→ **What the exercise asks**
Count the lines in the records below that contain the word "true", and reply with only that number.
— start Data section —
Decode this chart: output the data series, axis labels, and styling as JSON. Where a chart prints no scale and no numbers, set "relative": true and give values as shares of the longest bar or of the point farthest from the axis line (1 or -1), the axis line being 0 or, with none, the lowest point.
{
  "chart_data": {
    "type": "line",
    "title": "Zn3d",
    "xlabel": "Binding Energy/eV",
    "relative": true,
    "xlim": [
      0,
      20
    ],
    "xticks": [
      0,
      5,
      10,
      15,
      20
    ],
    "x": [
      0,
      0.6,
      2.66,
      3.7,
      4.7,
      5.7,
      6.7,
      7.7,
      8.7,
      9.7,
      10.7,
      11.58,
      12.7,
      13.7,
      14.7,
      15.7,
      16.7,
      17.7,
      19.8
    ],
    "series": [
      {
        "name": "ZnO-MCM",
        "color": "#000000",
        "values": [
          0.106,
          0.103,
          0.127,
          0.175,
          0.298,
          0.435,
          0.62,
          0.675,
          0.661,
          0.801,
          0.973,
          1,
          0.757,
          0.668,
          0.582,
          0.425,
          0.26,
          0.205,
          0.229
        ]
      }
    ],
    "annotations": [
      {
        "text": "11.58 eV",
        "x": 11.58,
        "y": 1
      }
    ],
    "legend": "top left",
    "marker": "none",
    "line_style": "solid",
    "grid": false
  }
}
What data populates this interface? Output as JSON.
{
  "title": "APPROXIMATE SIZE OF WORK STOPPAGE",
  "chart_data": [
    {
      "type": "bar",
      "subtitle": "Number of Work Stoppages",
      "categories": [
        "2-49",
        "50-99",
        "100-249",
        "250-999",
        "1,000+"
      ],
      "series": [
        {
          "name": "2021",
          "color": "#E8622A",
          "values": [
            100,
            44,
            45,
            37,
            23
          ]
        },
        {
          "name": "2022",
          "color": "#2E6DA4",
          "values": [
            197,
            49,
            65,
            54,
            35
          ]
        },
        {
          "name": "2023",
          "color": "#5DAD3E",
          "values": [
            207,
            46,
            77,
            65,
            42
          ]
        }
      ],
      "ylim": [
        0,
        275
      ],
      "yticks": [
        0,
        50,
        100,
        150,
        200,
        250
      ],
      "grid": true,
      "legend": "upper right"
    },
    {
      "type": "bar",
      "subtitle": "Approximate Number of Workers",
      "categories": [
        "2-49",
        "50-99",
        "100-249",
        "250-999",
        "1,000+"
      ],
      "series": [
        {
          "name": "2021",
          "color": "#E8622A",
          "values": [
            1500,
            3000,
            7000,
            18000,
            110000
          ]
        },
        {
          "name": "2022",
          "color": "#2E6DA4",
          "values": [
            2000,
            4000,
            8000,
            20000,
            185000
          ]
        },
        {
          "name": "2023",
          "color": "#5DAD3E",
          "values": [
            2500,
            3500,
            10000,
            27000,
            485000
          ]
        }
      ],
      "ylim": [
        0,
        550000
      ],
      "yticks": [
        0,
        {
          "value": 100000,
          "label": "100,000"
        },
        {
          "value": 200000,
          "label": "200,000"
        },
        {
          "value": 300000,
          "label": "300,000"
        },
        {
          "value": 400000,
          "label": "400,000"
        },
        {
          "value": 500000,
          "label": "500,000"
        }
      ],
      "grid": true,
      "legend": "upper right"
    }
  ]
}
— end Data section —
→ **Solution for this exercise**
4